PROVIDED MATERIAL:
"""
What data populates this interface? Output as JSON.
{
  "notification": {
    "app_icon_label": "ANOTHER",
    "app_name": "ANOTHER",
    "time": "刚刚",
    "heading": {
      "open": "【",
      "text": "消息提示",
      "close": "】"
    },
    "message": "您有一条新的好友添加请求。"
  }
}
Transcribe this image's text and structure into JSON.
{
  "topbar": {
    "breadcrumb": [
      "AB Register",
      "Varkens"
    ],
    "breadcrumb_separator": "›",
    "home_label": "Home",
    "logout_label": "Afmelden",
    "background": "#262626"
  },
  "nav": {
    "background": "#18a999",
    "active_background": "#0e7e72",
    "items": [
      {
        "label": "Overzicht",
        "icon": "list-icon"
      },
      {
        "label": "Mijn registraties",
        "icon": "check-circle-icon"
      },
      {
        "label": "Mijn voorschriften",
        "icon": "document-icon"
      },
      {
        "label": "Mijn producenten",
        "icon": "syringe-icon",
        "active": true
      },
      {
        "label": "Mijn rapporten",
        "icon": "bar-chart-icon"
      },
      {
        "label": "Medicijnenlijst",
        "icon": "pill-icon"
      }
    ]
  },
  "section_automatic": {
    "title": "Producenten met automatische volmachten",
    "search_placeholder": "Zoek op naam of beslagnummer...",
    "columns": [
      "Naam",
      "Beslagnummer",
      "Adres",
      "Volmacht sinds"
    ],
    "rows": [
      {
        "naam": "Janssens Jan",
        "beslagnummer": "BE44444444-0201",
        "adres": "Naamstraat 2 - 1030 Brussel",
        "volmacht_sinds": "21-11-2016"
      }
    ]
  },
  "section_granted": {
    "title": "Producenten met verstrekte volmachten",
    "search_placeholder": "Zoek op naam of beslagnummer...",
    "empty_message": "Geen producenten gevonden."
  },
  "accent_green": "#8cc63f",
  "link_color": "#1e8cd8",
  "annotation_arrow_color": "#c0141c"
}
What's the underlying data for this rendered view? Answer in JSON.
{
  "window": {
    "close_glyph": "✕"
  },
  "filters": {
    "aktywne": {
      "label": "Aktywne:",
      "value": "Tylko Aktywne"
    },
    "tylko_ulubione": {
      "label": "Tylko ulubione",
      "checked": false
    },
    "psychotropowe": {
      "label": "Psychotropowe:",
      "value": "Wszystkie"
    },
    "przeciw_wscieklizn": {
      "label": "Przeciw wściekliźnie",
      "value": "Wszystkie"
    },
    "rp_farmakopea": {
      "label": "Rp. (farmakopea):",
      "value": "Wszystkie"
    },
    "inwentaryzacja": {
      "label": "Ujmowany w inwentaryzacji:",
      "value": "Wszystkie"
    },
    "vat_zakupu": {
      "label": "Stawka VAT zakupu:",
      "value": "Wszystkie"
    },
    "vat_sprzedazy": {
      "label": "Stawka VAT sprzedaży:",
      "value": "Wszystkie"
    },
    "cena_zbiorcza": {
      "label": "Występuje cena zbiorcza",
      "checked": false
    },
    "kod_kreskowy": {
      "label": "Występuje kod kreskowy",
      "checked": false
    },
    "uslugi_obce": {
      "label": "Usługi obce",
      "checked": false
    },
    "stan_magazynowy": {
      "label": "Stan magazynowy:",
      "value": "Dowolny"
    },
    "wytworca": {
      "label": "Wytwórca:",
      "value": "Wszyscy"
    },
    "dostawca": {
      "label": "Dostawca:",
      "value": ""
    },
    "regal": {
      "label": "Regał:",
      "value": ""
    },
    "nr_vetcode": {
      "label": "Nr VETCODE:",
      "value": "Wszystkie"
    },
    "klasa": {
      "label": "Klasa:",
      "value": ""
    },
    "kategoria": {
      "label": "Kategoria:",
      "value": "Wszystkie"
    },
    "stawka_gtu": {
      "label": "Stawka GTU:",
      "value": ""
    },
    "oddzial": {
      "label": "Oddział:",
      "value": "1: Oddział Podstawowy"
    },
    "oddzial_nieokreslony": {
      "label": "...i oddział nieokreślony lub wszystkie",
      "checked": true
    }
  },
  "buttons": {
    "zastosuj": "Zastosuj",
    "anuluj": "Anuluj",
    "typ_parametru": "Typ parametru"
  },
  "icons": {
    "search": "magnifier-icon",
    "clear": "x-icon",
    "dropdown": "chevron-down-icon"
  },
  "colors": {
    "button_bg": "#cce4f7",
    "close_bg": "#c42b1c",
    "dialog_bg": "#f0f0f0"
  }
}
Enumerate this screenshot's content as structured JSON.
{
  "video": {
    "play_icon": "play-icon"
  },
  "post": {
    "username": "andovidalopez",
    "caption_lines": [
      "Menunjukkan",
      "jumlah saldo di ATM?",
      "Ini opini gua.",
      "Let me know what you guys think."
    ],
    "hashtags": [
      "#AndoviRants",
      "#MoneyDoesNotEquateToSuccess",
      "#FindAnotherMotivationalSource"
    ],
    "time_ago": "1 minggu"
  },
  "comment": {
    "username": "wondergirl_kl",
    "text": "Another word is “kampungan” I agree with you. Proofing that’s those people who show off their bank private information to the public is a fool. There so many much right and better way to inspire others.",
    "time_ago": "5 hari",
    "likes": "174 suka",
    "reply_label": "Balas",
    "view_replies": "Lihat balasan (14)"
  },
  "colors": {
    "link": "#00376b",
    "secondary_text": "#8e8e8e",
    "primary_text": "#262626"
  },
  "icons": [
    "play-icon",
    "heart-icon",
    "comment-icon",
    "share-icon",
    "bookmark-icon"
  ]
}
"""
For the entries above, count the lines that contain the string "this", and state that number without further comment.

WRITTEN ANSWER:
4